Directions:
(1) Reproduce word for word the part of the passage about Sara's writing class that begins with the words "After 4 years" and ends with the words "in South Pasadena.".
(2) Write the next part of the passage about Sara's writing class, continuing from its last sentence.

Given text:
====================

She made the kids write in class every single day - and then had as many as possible read their short papers in that same class. The kids grew to love it. Some parents (low income Hispanic with two rival gangs located at each end of the block next to the school) even commented on how much their kids were looking forward to school each day. Sara (my oldest daughter - Watterson about '91) made the whole idea a fun challenge, praising the kids all the time for how well they were doing and how fun it could be to get up and be recognized by their clssmates.

Sara taught in a parallel class with an other a class, taught by teacher who was a 25 year veteran Hispanic lady who hated her job. Her kids were seldom assigned to write anything. 

After 4 years with the same kids, Sara's class showed a steady increse in academic scores, while the older lady's class flat lined. On her final day several of the mothers cried and one of them tried to block Sara's car from leaving the parking lot. She had to get the principal to intervene so she could drive home to her apratment over in South Pasadena.

====================

Data section:
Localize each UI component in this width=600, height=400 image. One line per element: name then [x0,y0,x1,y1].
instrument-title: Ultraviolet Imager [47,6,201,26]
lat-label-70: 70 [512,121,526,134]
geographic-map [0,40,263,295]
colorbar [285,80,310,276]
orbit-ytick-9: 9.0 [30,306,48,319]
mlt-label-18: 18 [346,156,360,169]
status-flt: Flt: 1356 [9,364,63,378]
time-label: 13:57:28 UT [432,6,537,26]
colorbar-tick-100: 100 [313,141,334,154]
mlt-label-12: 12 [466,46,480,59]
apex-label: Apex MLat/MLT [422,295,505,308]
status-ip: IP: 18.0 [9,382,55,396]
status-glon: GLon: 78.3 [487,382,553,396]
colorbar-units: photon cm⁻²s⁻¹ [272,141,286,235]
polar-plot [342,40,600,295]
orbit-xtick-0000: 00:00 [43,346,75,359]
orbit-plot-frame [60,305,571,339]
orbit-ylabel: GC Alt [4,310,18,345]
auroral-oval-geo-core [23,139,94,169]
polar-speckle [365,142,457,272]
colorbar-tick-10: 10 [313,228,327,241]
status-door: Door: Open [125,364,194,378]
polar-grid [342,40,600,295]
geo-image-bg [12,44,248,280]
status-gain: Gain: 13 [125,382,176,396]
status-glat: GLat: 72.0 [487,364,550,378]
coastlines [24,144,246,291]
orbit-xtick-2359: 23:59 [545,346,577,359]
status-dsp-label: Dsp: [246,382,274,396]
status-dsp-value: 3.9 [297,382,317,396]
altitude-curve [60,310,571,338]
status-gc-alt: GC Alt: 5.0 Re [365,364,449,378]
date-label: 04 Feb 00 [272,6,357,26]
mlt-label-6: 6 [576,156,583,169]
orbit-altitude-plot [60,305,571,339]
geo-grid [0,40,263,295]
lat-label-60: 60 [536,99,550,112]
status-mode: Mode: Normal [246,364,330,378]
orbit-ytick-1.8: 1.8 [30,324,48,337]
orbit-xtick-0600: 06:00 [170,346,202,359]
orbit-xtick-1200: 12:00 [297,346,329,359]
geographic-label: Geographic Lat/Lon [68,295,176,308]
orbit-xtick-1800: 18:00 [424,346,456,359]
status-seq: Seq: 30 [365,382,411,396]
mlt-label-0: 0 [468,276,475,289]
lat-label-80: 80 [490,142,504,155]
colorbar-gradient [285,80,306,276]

====================

Answers provided:
(1)
After 4 years with the same kids, Sara's class showed a steady increse in academic scores, while the older lady's class flat lined. On her final day several of the mothers cried and one of them tried to block Sara's car from leaving the parking lot. She had to get the principal to intervene so she could drive home to her apratment over in South Pasadena.

(2)
So much of our attitudes toward education tends to look at it as a chore, something to be dreaded, or at best, tolerated instead of enjoyed. I think this is something Sister Constantius (and a few others) were able to get me to realize. 


P.s. Bragging just a bit:

(My youngest - Megan - Watterson about "94) became a Montisorri teacher in Portland Oregon and later moved back to Cincinnati (she was a Xavier Alum). She spent a few years teaching in a Montisorri inside the University of Cincinnati Medical School. The kids were all handicapped. It was both a real Montisorry School and a reasearch project for the U.C. medical school at the same time. 

06/04/23 08:27 AM #12713    


Michael McLeod


Joe and Dave: thanks for the feedback.

I know I have said this before but I am - I just love teaching. I'm at the point in my life when it's a joy and a responsibility to share what I learned in 50 years of banging my head against the keyboard. And I feel embarrassed and hurt at being undercut. It's almost like walking into my house and discovering that a thief broke into it. 

This against the backdrop of education being under seige and subject to politically oriented censorship in this state.

So I really appreciate your responses for the sentiment as well as the strategy.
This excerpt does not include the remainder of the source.